TASK DETAILS:
Can the data below be set down again exactly, line for line?

DATA FOR THE TASK:
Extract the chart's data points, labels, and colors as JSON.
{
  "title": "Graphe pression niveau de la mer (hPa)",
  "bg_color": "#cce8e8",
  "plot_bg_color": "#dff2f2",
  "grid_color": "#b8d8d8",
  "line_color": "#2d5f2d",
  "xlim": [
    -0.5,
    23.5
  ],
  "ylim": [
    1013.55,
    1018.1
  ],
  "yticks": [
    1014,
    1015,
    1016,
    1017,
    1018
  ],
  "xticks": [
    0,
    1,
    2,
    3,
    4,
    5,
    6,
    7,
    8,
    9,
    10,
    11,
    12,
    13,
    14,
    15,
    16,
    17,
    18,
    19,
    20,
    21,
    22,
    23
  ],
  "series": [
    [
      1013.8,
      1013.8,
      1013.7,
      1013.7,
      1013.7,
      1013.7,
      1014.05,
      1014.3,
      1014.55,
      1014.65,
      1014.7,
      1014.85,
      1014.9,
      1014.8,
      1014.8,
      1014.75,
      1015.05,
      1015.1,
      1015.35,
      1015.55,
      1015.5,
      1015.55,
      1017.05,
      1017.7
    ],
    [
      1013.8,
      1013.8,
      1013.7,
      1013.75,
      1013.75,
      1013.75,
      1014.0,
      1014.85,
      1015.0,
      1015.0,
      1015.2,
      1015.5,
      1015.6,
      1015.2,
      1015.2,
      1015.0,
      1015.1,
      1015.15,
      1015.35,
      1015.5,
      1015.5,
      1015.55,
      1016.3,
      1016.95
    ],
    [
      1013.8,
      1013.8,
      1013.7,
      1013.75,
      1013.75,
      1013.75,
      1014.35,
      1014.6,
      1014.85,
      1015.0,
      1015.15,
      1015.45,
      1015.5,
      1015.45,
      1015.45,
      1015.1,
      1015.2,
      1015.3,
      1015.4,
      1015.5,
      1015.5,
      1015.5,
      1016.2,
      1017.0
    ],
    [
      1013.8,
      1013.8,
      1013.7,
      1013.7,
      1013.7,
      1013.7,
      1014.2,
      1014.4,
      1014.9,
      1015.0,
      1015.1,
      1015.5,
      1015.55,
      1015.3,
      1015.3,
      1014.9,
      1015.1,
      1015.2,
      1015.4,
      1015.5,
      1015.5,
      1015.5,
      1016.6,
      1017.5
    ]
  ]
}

TASK ANSWER:
Extract the chart's data points, labels, and colors as JSON.
{
  "title": "Graphe pression niveau de la mer (hPa)",
  "bg_color": "#cce8e8",
  "plot_bg_color": "#dff2f2",
  "grid_color": "#b8d8d8",
  "line_color": "#2d5f2d",
  "xlim": [
    -0.5,
    23.5
  ],
  "ylim": [
    1013.55,
    1018.1
  ],
  "yticks": [
    1014,
    1015,
    1016,
    1017,
    1018
  ],
  "xticks": [
    0,
    1,
    2,
    3,
    4,
    5,
    6,
    7,
    8,
    9,
    10,
    11,
    12,
    13,
    14,
    15,
    16,
    17,
    18,
    19,
    20,
    21,
    22,
    23
  ],
  "series": [
    [
      1013.8,
      1013.8,
      1013.7,
      1013.7,
      1013.7,
      1013.7,
      1014.05,
      1014.3,
      1014.55,
      1014.65,
      1014.7,
      1014.85,
      1014.9,
      1014.8,
      1014.8,
      1014.75,
      1015.05,
      1015.1,
      1015.35,
      1015.55,
      1015.5,
      1015.55,
      1017.05,
      1017.7
    ],
    [
      1013.8,
      1013.8,
      1013.7,
      1013.75,
      1013.75,
      1013.75,
      1014.0,
      1014.85,
      1015.0,
      1015.0,
      1015.2,
      1015.5,
      1015.6,
      1015.2,
      1015.2,
      1015.0,
      1015.1,
      1015.15,
      1015.35,
      1015.5,
      1015.5,
      1015.55,
      1016.3,
      1016.95
    ],
    [
      1013.8,
      1013.8,
      1013.7,
      1013.75,
      1013.75,
      1013.75,
      1014.35,
      1014.6,
      1014.85,
      1015.0,
      1015.15,
      1015.45,
      1015.5,
      1015.45,
      1015.45,
      1015.1,
      1015.2,
      1015.3,
      1015.4,
      1015.5,
      1015.5,
      1015.5,
      1016.2,
      1017.0
    ],
    [
      1013.8,
      1013.8,
      1013.7,
      1013.7,
      1013.7,
      1013.7,
      1014.2,
      1014.4,
      1014.9,
      1015.0,
      1015.1,
      1015.5,
      1015.55,
      1015.3,
      1015.3,
      1014.9,
      1015.1,
      1015.2,
      1015.4,
      1015.5,
      1015.5,
      1015.5,
      1016.6,
      1017.5
    ]
  ]
}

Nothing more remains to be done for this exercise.